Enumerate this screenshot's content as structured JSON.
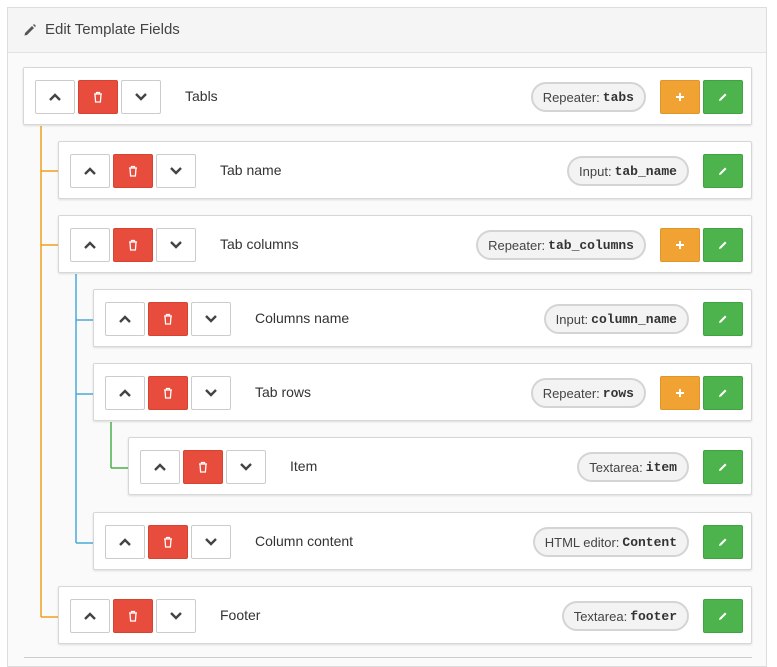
{
  "panel": {
    "title": "Edit Template Fields"
  },
  "colors": {
    "tree_level1": "#f0a020",
    "tree_level2": "#4aa9d6",
    "tree_level3": "#4cae4c",
    "delete": "#e74c3c",
    "add": "#f0a333",
    "edit": "#4db34d"
  },
  "fields": [
    {
      "label": "Tabls",
      "type": "Repeater:",
      "name": "tabs",
      "has_add": true
    },
    {
      "label": "Tab name",
      "type": "Input:",
      "name": "tab_name",
      "has_add": false
    },
    {
      "label": "Tab columns",
      "type": "Repeater:",
      "name": "tab_columns",
      "has_add": true
    },
    {
      "label": "Columns name",
      "type": "Input:",
      "name": "column_name",
      "has_add": false
    },
    {
      "label": "Tab rows",
      "type": "Repeater:",
      "name": "rows",
      "has_add": true
    },
    {
      "label": "Item",
      "type": "Textarea:",
      "name": "item",
      "has_add": false
    },
    {
      "label": "Column content",
      "type": "HTML editor:",
      "name": "Content",
      "has_add": false
    },
    {
      "label": "Footer",
      "type": "Textarea:",
      "name": "footer",
      "has_add": false
    }
  ]
}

_ _ _ _ _

> _Exercise objective_
Transcribe the complete set of entries verbatim. No pictures belong in the copy.

> _Full response_
Enumerate this screenshot's content as structured JSON.
{
  "panel": {
    "title": "Edit Template Fields"
  },
  "colors": {
    "tree_level1": "#f0a020",
    "tree_level2": "#4aa9d6",
    "tree_level3": "#4cae4c",
    "delete": "#e74c3c",
    "add": "#f0a333",
    "edit": "#4db34d"
  },
  "fields": [
    {
      "label": "Tabls",
      "type": "Repeater:",
      "name": "tabs",
      "has_add": true
    },
    {
      "label": "Tab name",
      "type": "Input:",
      "name": "tab_name",
      "has_add": false
    },
    {
      "label": "Tab columns",
      "type": "Repeater:",
      "name": "tab_columns",
      "has_add": true
    },
    {
      "label": "Columns name",
      "type": "Input:",
      "name": "column_name",
      "has_add": false
    },
    {
      "label": "Tab rows",
      "type": "Repeater:",
      "name": "rows",
      "has_add": true
    },
    {
      "label": "Item",
      "type": "Textarea:",
      "name": "item",
      "has_add": false
    },
    {
      "label": "Column content",
      "type": "HTML editor:",
      "name": "Content",
      "has_add": false
    },
    {
      "label": "Footer",
      "type": "Textarea:",
      "name": "footer",
      "has_add": false
    }
  ]
}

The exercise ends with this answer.